# Exercise:
Skip the pictures. Repeat everything else in the records word for word.

-------

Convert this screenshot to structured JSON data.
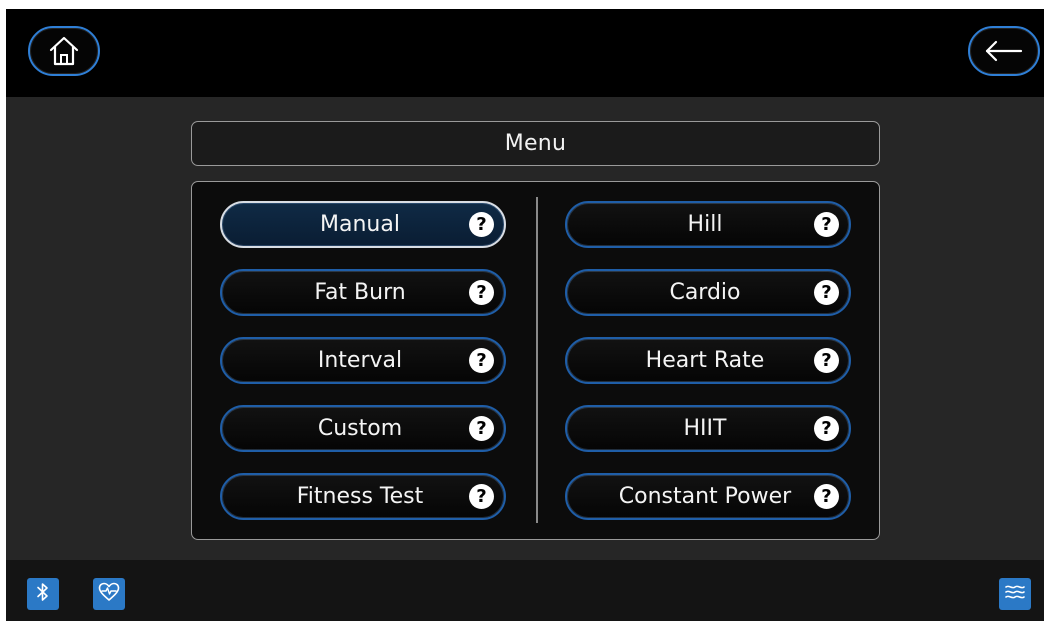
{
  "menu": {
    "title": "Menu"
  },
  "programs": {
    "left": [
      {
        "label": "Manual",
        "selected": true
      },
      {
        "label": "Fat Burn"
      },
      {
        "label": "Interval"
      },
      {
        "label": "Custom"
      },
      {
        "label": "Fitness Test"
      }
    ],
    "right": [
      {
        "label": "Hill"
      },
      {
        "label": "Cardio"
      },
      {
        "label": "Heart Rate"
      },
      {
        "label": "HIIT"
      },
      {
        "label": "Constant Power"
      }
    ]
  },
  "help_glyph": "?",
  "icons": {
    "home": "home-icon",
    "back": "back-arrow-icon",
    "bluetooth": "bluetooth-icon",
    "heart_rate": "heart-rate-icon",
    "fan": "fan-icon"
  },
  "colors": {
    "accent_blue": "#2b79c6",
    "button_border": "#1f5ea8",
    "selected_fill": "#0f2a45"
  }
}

-------

# The response:
Convert this screenshot to structured JSON data.
{
  "menu": {
    "title": "Menu"
  },
  "programs": {
    "left": [
      {
        "label": "Manual",
        "selected": true
      },
      {
        "label": "Fat Burn"
      },
      {
        "label": "Interval"
      },
      {
        "label": "Custom"
      },
      {
        "label": "Fitness Test"
      }
    ],
    "right": [
      {
        "label": "Hill"
      },
      {
        "label": "Cardio"
      },
      {
        "label": "Heart Rate"
      },
      {
        "label": "HIIT"
      },
      {
        "label": "Constant Power"
      }
    ]
  },
  "help_glyph": "?",
  "icons": {
    "home": "home-icon",
    "back": "back-arrow-icon",
    "bluetooth": "bluetooth-icon",
    "heart_rate": "heart-rate-icon",
    "fan": "fan-icon"
  },
  "colors": {
    "accent_blue": "#2b79c6",
    "button_border": "#1f5ea8",
    "selected_fill": "#0f2a45"
  }
}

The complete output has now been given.